> [任务说明]:
在下面这篇讲子贡与颜回的文章中,子贡叫什么名字?

在「公冶长篇」,子贡和孔子有这么一段对话,「子谓子贡曰:女与回也,孰愈?」孔子问子贡,你跟颜回比起来,谁更优胜?子贡就回答了,「对曰:赐也,何敢望回?回也,闻一以知十。赐也,闻一以知二。」子贡也很谦虚,他说我怎么敢,「赐」就是子贡他的名,他叫端木赐。他自己说自己的名,自称。「人问谁,对以名,吾与我,不分明」,他不讲我,他讲自己的名,很谦虚。他说,我何敢跟回比?比不上颜回。颜回是闻一知十,听到一他就自动能够领悟到十分,听到一分领悟十分。我呢,「赐也,闻一知二」,我只是闻一分知道两分。也不错了,一般人闻一分只懂一分,甚至可能闻一还不知一。当然子贡在这讲,也有点小小傲慢心在里头夹杂着。所以孔子在这说,「子曰:弗如也,吾与女弗如也。」孔子同意子贡的话,说,对,你确实不如颜回。然后后面又说,我与汝都不如颜回。孔子在这里也显示谦虚,也是教导子贡。颜回他优胜之处在哪?颜回处处都谦让,处处不敢为人先,反而孔子最赞叹他。

> [所给信息]:
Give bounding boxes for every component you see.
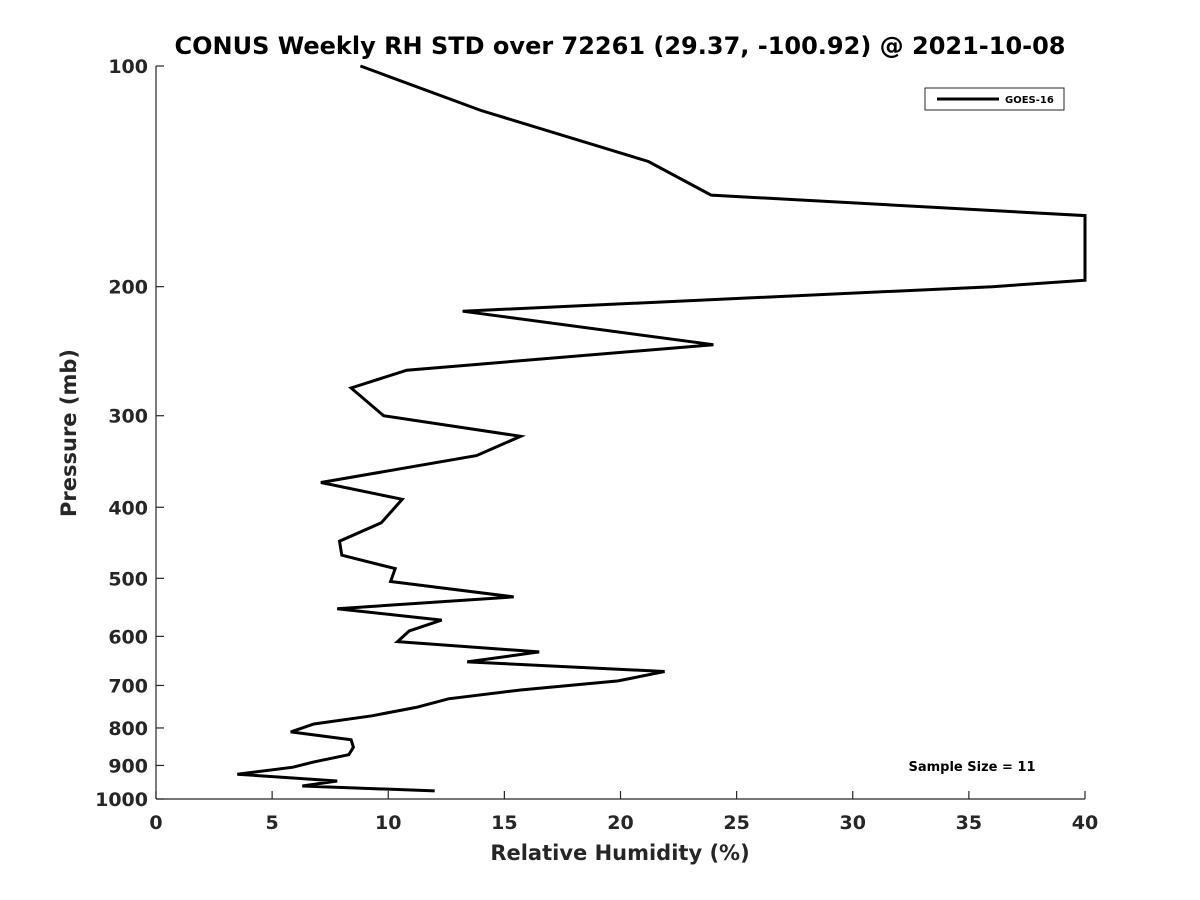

> [参考答案]:
子贡名「赐」,叫端木赐。